## WRITTEN PROBLEM
Write out all of the lines below, exactly and completely.

## EXERCISE MATERIALS

####################

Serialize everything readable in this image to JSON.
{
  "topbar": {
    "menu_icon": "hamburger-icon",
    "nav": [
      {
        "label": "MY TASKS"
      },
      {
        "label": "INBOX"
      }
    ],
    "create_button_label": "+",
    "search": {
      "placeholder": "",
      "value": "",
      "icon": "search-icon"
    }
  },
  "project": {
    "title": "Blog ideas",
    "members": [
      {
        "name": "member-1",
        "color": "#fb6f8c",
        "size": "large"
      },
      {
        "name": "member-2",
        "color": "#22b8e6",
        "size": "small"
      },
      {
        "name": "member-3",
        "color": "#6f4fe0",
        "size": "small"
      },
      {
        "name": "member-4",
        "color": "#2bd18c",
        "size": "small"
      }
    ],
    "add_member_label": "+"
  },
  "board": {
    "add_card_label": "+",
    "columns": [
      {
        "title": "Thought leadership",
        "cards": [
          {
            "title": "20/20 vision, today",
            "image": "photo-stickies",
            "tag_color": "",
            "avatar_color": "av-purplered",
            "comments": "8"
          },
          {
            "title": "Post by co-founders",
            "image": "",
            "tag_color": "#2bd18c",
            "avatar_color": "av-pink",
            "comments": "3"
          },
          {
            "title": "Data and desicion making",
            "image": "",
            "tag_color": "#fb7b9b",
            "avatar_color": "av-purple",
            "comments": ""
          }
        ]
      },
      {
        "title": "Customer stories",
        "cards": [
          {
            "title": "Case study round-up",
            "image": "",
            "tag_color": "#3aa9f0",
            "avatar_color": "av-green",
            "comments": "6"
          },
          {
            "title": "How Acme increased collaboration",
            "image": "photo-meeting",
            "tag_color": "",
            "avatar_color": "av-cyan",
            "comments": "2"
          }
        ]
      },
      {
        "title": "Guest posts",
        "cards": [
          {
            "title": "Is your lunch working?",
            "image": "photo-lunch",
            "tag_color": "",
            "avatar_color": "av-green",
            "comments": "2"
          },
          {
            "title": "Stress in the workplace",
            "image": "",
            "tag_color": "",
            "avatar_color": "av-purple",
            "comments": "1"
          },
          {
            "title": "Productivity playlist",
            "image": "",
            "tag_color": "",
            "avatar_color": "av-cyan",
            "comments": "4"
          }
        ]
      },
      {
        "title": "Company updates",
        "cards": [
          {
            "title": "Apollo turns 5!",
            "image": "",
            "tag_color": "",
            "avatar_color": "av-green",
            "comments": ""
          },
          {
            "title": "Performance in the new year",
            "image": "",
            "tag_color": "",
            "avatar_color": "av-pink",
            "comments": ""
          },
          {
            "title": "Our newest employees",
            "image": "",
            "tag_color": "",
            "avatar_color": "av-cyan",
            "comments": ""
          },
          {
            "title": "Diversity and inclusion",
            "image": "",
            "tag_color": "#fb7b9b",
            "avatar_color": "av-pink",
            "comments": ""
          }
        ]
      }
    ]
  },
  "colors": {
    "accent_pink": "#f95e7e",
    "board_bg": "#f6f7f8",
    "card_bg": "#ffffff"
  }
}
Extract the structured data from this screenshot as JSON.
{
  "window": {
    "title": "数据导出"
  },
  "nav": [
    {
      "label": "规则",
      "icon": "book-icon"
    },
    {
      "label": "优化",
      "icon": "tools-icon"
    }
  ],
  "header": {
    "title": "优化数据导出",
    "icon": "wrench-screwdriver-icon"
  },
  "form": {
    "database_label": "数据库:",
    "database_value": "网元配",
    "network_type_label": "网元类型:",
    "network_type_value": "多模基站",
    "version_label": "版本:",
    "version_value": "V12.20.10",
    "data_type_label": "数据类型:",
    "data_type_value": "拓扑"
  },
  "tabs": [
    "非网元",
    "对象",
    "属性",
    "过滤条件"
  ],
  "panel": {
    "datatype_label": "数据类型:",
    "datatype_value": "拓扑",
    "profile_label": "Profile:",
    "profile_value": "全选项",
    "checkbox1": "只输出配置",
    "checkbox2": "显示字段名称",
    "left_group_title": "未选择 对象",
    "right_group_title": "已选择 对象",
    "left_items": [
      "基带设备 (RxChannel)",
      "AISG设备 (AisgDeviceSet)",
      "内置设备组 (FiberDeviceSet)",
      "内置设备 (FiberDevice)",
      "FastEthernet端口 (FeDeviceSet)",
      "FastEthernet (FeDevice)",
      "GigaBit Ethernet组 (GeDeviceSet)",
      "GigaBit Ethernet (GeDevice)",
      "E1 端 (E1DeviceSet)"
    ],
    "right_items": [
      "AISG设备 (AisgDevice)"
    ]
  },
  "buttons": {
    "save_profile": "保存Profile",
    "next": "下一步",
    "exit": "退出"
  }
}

####################

## COMPLETED TASK
Serialize everything readable in this image to JSON.
{
  "topbar": {
    "menu_icon": "hamburger-icon",
    "nav": [
      {
        "label": "MY TASKS"
      },
      {
        "label": "INBOX"
      }
    ],
    "create_button_label": "+",
    "search": {
      "placeholder": "",
      "value": "",
      "icon": "search-icon"
    }
  },
  "project": {
    "title": "Blog ideas",
    "members": [
      {
        "name": "member-1",
        "color": "#fb6f8c",
        "size": "large"
      },
      {
        "name": "member-2",
        "color": "#22b8e6",
        "size": "small"
      },
      {
        "name": "member-3",
        "color": "#6f4fe0",
        "size": "small"
      },
      {
        "name": "member-4",
        "color": "#2bd18c",
        "size": "small"
      }
    ],
    "add_member_label": "+"
  },
  "board": {
    "add_card_label": "+",
    "columns": [
      {
        "title": "Thought leadership",
        "cards": [
          {
            "title": "20/20 vision, today",
            "image": "photo-stickies",
            "tag_color": "",
            "avatar_color": "av-purplered",
            "comments": "8"
          },
          {
            "title": "Post by co-founders",
            "image": "",
            "tag_color": "#2bd18c",
            "avatar_color": "av-pink",
            "comments": "3"
          },
          {
            "title": "Data and desicion making",
            "image": "",
            "tag_color": "#fb7b9b",
            "avatar_color": "av-purple",
            "comments": ""
          }
        ]
      },
      {
        "title": "Customer stories",
        "cards": [
          {
            "title": "Case study round-up",
            "image": "",
            "tag_color": "#3aa9f0",
            "avatar_color": "av-green",
            "comments": "6"
          },
          {
            "title": "How Acme increased collaboration",
            "image": "photo-meeting",
            "tag_color": "",
            "avatar_color": "av-cyan",
            "comments": "2"
          }
        ]
      },
      {
        "title": "Guest posts",
        "cards": [
          {
            "title": "Is your lunch working?",
            "image": "photo-lunch",
            "tag_color": "",
            "avatar_color": "av-green",
            "comments": "2"
          },
          {
            "title": "Stress in the workplace",
            "image": "",
            "tag_color": "",
            "avatar_color": "av-purple",
            "comments": "1"
          },
          {
            "title": "Productivity playlist",
            "image": "",
            "tag_color": "",
            "avatar_color": "av-cyan",
            "comments": "4"
          }
        ]
      },
      {
        "title": "Company updates",
        "cards": [
          {
            "title": "Apollo turns 5!",
            "image": "",
            "tag_color": "",
            "avatar_color": "av-green",
            "comments": ""
          },
          {
            "title": "Performance in the new year",
            "image": "",
            "tag_color": "",
            "avatar_color": "av-pink",
            "comments": ""
          },
          {
            "title": "Our newest employees",
            "image": "",
            "tag_color": "",
            "avatar_color": "av-cyan",
            "comments": ""
          },
          {
            "title": "Diversity and inclusion",
            "image": "",
            "tag_color": "#fb7b9b",
            "avatar_color": "av-pink",
            "comments": ""
          }
        ]
      }
    ]
  },
  "colors": {
    "accent_pink": "#f95e7e",
    "board_bg": "#f6f7f8",
    "card_bg": "#ffffff"
  }
}
Extract the structured data from this screenshot as JSON.
{
  "window": {
    "title": "数据导出"
  },
  "nav": [
    {
      "label": "规则",
      "icon": "book-icon"
    },
    {
      "label": "优化",
      "icon": "tools-icon"
    }
  ],
  "header": {
    "title": "优化数据导出",
    "icon": "wrench-screwdriver-icon"
  },
  "form": {
    "database_label": "数据库:",
    "database_value": "网元配",
    "network_type_label": "网元类型:",
    "network_type_value": "多模基站",
    "version_label": "版本:",
    "version_value": "V12.20.10",
    "data_type_label": "数据类型:",
    "data_type_value": "拓扑"
  },
  "tabs": [
    "非网元",
    "对象",
    "属性",
    "过滤条件"
  ],
  "panel": {
    "datatype_label": "数据类型:",
    "datatype_value": "拓扑",
    "profile_label": "Profile:",
    "profile_value": "全选项",
    "checkbox1": "只输出配置",
    "checkbox2": "显示字段名称",
    "left_group_title": "未选择 对象",
    "right_group_title": "已选择 对象",
    "left_items": [
      "基带设备 (RxChannel)",
      "AISG设备 (AisgDeviceSet)",
      "内置设备组 (FiberDeviceSet)",
      "内置设备 (FiberDevice)",
      "FastEthernet端口 (FeDeviceSet)",
      "FastEthernet (FeDevice)",
      "GigaBit Ethernet组 (GeDeviceSet)",
      "GigaBit Ethernet (GeDevice)",
      "E1 端 (E1DeviceSet)"
    ],
    "right_items": [
      "AISG设备 (AisgDevice)"
    ]
  },
  "buttons": {
    "save_profile": "保存Profile",
    "next": "下一步",
    "exit": "退出"
  }
}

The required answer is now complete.